REQUIRED WORK ▸ Say only how many lines contain the word "Отечественной".

MATERIAL FOR THIS EXERCISE ▸
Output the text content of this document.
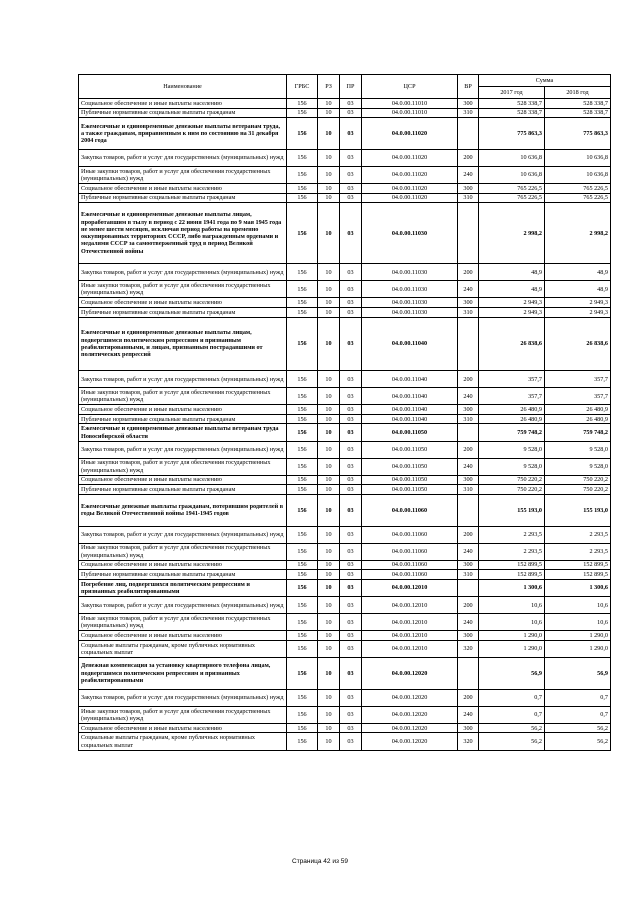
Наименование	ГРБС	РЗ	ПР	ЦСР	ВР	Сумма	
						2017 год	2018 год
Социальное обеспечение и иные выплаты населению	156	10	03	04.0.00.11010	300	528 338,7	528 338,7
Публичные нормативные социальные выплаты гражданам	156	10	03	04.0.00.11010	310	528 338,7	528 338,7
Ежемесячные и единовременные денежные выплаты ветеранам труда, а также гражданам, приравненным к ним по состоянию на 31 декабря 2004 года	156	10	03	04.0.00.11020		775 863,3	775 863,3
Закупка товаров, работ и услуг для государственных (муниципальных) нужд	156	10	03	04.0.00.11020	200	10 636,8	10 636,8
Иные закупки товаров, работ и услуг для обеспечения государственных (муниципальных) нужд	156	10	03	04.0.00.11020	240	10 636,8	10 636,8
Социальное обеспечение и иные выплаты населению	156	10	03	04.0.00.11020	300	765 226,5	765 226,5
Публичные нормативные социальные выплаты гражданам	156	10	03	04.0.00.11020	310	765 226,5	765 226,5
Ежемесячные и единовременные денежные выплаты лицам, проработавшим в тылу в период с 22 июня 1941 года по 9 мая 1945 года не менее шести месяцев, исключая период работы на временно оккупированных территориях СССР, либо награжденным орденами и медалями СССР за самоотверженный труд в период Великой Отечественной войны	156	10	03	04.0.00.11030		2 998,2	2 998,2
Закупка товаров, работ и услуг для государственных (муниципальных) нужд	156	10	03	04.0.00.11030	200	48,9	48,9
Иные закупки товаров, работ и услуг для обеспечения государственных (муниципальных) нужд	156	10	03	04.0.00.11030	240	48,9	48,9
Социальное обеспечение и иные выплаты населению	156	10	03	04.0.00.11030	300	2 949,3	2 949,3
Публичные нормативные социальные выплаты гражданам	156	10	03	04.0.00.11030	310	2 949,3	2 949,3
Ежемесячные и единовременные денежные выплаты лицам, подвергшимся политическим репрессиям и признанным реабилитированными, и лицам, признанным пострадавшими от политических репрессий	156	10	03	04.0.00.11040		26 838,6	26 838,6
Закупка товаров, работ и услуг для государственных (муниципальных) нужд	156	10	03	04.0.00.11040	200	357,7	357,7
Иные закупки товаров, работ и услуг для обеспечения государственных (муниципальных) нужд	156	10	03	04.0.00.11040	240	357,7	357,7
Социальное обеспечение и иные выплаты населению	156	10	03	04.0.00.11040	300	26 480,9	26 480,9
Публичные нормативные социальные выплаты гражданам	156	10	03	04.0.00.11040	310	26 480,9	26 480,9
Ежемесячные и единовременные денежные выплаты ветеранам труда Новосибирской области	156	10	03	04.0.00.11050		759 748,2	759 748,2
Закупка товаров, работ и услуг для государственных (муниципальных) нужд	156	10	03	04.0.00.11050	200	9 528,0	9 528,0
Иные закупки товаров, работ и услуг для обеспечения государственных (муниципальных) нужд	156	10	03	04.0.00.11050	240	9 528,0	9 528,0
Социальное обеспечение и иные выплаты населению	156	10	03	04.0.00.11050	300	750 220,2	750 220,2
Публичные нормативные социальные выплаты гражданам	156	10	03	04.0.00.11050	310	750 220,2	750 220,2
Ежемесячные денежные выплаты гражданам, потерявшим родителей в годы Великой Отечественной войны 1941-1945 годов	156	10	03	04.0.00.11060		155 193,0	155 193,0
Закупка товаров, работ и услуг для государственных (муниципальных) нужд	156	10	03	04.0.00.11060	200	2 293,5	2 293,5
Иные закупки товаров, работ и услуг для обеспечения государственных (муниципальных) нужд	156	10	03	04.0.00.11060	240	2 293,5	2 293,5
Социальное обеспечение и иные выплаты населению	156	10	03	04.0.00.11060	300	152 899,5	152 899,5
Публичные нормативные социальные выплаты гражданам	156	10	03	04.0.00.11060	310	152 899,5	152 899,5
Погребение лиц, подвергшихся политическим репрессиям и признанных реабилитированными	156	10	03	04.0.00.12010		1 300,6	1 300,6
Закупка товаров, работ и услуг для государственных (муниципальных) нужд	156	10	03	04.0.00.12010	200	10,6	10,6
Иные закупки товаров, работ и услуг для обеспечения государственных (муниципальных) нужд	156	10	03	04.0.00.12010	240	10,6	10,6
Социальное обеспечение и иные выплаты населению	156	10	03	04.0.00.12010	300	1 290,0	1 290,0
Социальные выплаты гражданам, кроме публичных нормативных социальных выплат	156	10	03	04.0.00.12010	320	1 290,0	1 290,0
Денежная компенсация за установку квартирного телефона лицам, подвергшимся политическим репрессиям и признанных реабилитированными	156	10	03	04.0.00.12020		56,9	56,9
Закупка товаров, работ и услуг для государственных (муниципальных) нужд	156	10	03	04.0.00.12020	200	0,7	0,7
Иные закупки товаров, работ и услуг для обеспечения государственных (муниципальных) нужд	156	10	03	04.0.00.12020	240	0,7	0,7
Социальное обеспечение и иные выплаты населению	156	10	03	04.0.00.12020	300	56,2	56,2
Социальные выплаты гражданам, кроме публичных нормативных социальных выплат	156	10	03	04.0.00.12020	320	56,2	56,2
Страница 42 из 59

SOLUTION TO THE PROBLEM ▸ 2